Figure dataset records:
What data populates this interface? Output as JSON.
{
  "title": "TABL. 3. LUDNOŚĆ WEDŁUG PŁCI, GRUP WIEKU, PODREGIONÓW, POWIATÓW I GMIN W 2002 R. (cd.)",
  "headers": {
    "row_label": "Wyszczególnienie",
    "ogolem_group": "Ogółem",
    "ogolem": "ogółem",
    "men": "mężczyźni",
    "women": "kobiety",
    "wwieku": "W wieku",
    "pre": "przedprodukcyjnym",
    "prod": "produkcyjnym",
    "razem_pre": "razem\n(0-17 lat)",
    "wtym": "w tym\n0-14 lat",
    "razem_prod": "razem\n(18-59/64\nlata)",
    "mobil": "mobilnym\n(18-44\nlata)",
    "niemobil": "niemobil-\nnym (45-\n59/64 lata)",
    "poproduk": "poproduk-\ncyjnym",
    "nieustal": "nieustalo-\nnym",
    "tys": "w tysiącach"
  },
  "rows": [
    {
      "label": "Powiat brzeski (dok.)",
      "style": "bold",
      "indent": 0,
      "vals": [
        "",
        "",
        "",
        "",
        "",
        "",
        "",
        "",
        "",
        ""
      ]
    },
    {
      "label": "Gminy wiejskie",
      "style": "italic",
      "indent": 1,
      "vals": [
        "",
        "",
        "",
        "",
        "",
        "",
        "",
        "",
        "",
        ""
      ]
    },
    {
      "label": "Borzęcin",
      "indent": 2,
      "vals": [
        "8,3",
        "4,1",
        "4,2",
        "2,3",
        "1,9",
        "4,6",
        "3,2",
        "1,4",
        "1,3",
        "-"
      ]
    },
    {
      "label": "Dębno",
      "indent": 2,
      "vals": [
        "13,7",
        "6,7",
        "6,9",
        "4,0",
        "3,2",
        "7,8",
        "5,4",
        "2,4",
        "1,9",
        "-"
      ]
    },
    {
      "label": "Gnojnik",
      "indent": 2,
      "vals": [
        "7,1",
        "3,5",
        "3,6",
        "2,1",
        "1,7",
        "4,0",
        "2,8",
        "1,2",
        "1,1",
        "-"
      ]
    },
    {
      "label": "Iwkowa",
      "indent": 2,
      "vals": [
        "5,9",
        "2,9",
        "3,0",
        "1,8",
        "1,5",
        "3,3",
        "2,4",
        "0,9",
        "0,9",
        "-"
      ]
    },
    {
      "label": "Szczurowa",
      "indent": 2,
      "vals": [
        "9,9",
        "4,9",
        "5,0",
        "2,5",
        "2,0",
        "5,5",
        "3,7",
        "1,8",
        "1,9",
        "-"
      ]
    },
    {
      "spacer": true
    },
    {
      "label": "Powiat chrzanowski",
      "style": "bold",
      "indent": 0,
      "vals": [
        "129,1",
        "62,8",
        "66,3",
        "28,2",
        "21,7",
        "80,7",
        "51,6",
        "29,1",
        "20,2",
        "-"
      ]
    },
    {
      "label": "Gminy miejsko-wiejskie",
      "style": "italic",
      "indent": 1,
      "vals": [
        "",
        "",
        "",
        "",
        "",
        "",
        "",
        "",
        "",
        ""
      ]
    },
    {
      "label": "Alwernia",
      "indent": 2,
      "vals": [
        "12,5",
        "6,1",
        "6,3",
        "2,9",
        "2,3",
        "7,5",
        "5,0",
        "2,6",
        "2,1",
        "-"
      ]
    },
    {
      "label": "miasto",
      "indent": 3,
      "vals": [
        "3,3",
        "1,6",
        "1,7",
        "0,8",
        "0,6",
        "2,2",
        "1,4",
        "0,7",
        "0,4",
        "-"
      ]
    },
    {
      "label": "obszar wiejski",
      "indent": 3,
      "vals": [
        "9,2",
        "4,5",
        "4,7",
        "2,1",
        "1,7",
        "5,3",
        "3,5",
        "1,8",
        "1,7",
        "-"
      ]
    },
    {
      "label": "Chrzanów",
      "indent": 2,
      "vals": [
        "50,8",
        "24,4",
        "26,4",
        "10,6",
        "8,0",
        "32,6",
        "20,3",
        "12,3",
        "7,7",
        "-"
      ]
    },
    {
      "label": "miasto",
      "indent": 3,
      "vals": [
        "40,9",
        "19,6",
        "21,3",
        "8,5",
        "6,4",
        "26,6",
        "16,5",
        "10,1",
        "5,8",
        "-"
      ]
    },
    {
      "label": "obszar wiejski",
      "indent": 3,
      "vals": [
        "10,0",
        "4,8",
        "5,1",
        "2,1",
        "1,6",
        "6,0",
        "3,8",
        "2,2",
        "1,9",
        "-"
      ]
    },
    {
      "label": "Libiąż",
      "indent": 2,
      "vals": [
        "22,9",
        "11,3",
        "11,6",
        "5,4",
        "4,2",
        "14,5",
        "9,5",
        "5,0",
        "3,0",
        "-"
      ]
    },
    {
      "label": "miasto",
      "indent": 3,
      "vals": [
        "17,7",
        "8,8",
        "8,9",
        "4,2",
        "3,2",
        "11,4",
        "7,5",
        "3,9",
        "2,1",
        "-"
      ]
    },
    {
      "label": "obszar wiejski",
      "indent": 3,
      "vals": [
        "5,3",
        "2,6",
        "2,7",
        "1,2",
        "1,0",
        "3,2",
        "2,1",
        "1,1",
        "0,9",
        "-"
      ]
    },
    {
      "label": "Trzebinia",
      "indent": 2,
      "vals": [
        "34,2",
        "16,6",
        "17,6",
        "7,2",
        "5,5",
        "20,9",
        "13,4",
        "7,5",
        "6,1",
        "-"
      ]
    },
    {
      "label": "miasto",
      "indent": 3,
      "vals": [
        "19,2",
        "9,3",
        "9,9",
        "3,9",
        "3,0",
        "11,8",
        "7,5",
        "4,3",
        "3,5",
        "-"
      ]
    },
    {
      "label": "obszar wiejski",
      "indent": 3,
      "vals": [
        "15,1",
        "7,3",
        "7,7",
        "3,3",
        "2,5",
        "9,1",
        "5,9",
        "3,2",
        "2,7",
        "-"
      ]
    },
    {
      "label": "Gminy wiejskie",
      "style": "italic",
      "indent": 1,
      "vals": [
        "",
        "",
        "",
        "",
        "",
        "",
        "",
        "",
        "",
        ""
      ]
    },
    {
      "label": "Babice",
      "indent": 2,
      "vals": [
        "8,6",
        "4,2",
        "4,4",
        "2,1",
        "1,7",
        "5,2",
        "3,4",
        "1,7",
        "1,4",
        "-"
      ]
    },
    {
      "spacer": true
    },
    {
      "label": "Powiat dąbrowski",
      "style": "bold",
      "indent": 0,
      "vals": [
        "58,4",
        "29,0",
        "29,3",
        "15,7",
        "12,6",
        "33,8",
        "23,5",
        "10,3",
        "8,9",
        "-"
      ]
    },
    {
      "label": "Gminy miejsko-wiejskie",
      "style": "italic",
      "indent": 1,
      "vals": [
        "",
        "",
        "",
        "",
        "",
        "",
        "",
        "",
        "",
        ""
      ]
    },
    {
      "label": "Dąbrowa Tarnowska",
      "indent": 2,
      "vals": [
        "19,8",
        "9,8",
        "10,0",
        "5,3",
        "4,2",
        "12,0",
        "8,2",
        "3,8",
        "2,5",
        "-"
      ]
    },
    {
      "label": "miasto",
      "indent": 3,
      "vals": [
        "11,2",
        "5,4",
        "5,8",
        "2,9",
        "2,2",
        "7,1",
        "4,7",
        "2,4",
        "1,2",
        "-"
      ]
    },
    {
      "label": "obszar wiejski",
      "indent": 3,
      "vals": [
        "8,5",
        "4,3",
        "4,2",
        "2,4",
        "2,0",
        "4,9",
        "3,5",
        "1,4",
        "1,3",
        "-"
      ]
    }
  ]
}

# EXERCISE AIM:
Go through the listing above and restate it word for word.

# EXPECTED ANSWER:
What data populates this interface? Output as JSON.
{
  "title": "TABL. 3. LUDNOŚĆ WEDŁUG PŁCI, GRUP WIEKU, PODREGIONÓW, POWIATÓW I GMIN W 2002 R. (cd.)",
  "headers": {
    "row_label": "Wyszczególnienie",
    "ogolem_group": "Ogółem",
    "ogolem": "ogółem",
    "men": "mężczyźni",
    "women": "kobiety",
    "wwieku": "W wieku",
    "pre": "przedprodukcyjnym",
    "prod": "produkcyjnym",
    "razem_pre": "razem\n(0-17 lat)",
    "wtym": "w tym\n0-14 lat",
    "razem_prod": "razem\n(18-59/64\nlata)",
    "mobil": "mobilnym\n(18-44\nlata)",
    "niemobil": "niemobil-\nnym (45-\n59/64 lata)",
    "poproduk": "poproduk-\ncyjnym",
    "nieustal": "nieustalo-\nnym",
    "tys": "w tysiącach"
  },
  "rows": [
    {
      "label": "Powiat brzeski (dok.)",
      "style": "bold",
      "indent": 0,
      "vals": [
        "",
        "",
        "",
        "",
        "",
        "",
        "",
        "",
        "",
        ""
      ]
    },
    {
      "label": "Gminy wiejskie",
      "style": "italic",
      "indent": 1,
      "vals": [
        "",
        "",
        "",
        "",
        "",
        "",
        "",
        "",
        "",
        ""
      ]
    },
    {
      "label": "Borzęcin",
      "indent": 2,
      "vals": [
        "8,3",
        "4,1",
        "4,2",
        "2,3",
        "1,9",
        "4,6",
        "3,2",
        "1,4",
        "1,3",
        "-"
      ]
    },
    {
      "label": "Dębno",
      "indent": 2,
      "vals": [
        "13,7",
        "6,7",
        "6,9",
        "4,0",
        "3,2",
        "7,8",
        "5,4",
        "2,4",
        "1,9",
        "-"
      ]
    },
    {
      "label": "Gnojnik",
      "indent": 2,
      "vals": [
        "7,1",
        "3,5",
        "3,6",
        "2,1",
        "1,7",
        "4,0",
        "2,8",
        "1,2",
        "1,1",
        "-"
      ]
    },
    {
      "label": "Iwkowa",
      "indent": 2,
      "vals": [
        "5,9",
        "2,9",
        "3,0",
        "1,8",
        "1,5",
        "3,3",
        "2,4",
        "0,9",
        "0,9",
        "-"
      ]
    },
    {
      "label": "Szczurowa",
      "indent": 2,
      "vals": [
        "9,9",
        "4,9",
        "5,0",
        "2,5",
        "2,0",
        "5,5",
        "3,7",
        "1,8",
        "1,9",
        "-"
      ]
    },
    {
      "spacer": true
    },
    {
      "label": "Powiat chrzanowski",
      "style": "bold",
      "indent": 0,
      "vals": [
        "129,1",
        "62,8",
        "66,3",
        "28,2",
        "21,7",
        "80,7",
        "51,6",
        "29,1",
        "20,2",
        "-"
      ]
    },
    {
      "label": "Gminy miejsko-wiejskie",
      "style": "italic",
      "indent": 1,
      "vals": [
        "",
        "",
        "",
        "",
        "",
        "",
        "",
        "",
        "",
        ""
      ]
    },
    {
      "label": "Alwernia",
      "indent": 2,
      "vals": [
        "12,5",
        "6,1",
        "6,3",
        "2,9",
        "2,3",
        "7,5",
        "5,0",
        "2,6",
        "2,1",
        "-"
      ]
    },
    {
      "label": "miasto",
      "indent": 3,
      "vals": [
        "3,3",
        "1,6",
        "1,7",
        "0,8",
        "0,6",
        "2,2",
        "1,4",
        "0,7",
        "0,4",
        "-"
      ]
    },
    {
      "label": "obszar wiejski",
      "indent": 3,
      "vals": [
        "9,2",
        "4,5",
        "4,7",
        "2,1",
        "1,7",
        "5,3",
        "3,5",
        "1,8",
        "1,7",
        "-"
      ]
    },
    {
      "label": "Chrzanów",
      "indent": 2,
      "vals": [
        "50,8",
        "24,4",
        "26,4",
        "10,6",
        "8,0",
        "32,6",
        "20,3",
        "12,3",
        "7,7",
        "-"
      ]
    },
    {
      "label": "miasto",
      "indent": 3,
      "vals": [
        "40,9",
        "19,6",
        "21,3",
        "8,5",
        "6,4",
        "26,6",
        "16,5",
        "10,1",
        "5,8",
        "-"
      ]
    },
    {
      "label": "obszar wiejski",
      "indent": 3,
      "vals": [
        "10,0",
        "4,8",
        "5,1",
        "2,1",
        "1,6",
        "6,0",
        "3,8",
        "2,2",
        "1,9",
        "-"
      ]
    },
    {
      "label": "Libiąż",
      "indent": 2,
      "vals": [
        "22,9",
        "11,3",
        "11,6",
        "5,4",
        "4,2",
        "14,5",
        "9,5",
        "5,0",
        "3,0",
        "-"
      ]
    },
    {
      "label": "miasto",
      "indent": 3,
      "vals": [
        "17,7",
        "8,8",
        "8,9",
        "4,2",
        "3,2",
        "11,4",
        "7,5",
        "3,9",
        "2,1",
        "-"
      ]
    },
    {
      "label": "obszar wiejski",
      "indent": 3,
      "vals": [
        "5,3",
        "2,6",
        "2,7",
        "1,2",
        "1,0",
        "3,2",
        "2,1",
        "1,1",
        "0,9",
        "-"
      ]
    },
    {
      "label": "Trzebinia",
      "indent": 2,
      "vals": [
        "34,2",
        "16,6",
        "17,6",
        "7,2",
        "5,5",
        "20,9",
        "13,4",
        "7,5",
        "6,1",
        "-"
      ]
    },
    {
      "label": "miasto",
      "indent": 3,
      "vals": [
        "19,2",
        "9,3",
        "9,9",
        "3,9",
        "3,0",
        "11,8",
        "7,5",
        "4,3",
        "3,5",
        "-"
      ]
    },
    {
      "label": "obszar wiejski",
      "indent": 3,
      "vals": [
        "15,1",
        "7,3",
        "7,7",
        "3,3",
        "2,5",
        "9,1",
        "5,9",
        "3,2",
        "2,7",
        "-"
      ]
    },
    {
      "label": "Gminy wiejskie",
      "style": "italic",
      "indent": 1,
      "vals": [
        "",
        "",
        "",
        "",
        "",
        "",
        "",
        "",
        "",
        ""
      ]
    },
    {
      "label": "Babice",
      "indent": 2,
      "vals": [
        "8,6",
        "4,2",
        "4,4",
        "2,1",
        "1,7",
        "5,2",
        "3,4",
        "1,7",
        "1,4",
        "-"
      ]
    },
    {
      "spacer": true
    },
    {
      "label": "Powiat dąbrowski",
      "style": "bold",
      "indent": 0,
      "vals": [
        "58,4",
        "29,0",
        "29,3",
        "15,7",
        "12,6",
        "33,8",
        "23,5",
        "10,3",
        "8,9",
        "-"
      ]
    },
    {
      "label": "Gminy miejsko-wiejskie",
      "style": "italic",
      "indent": 1,
      "vals": [
        "",
        "",
        "",
        "",
        "",
        "",
        "",
        "",
        "",
        ""
      ]
    },
    {
      "label": "Dąbrowa Tarnowska",
      "indent": 2,
      "vals": [
        "19,8",
        "9,8",
        "10,0",
        "5,3",
        "4,2",
        "12,0",
        "8,2",
        "3,8",
        "2,5",
        "-"
      ]
    },
    {
      "label": "miasto",
      "indent": 3,
      "vals": [
        "11,2",
        "5,4",
        "5,8",
        "2,9",
        "2,2",
        "7,1",
        "4,7",
        "2,4",
        "1,2",
        "-"
      ]
    },
    {
      "label": "obszar wiejski",
      "indent": 3,
      "vals": [
        "8,5",
        "4,3",
        "4,2",
        "2,4",
        "2,0",
        "4,9",
        "3,5",
        "1,4",
        "1,3",
        "-"
      ]
    }
  ]
}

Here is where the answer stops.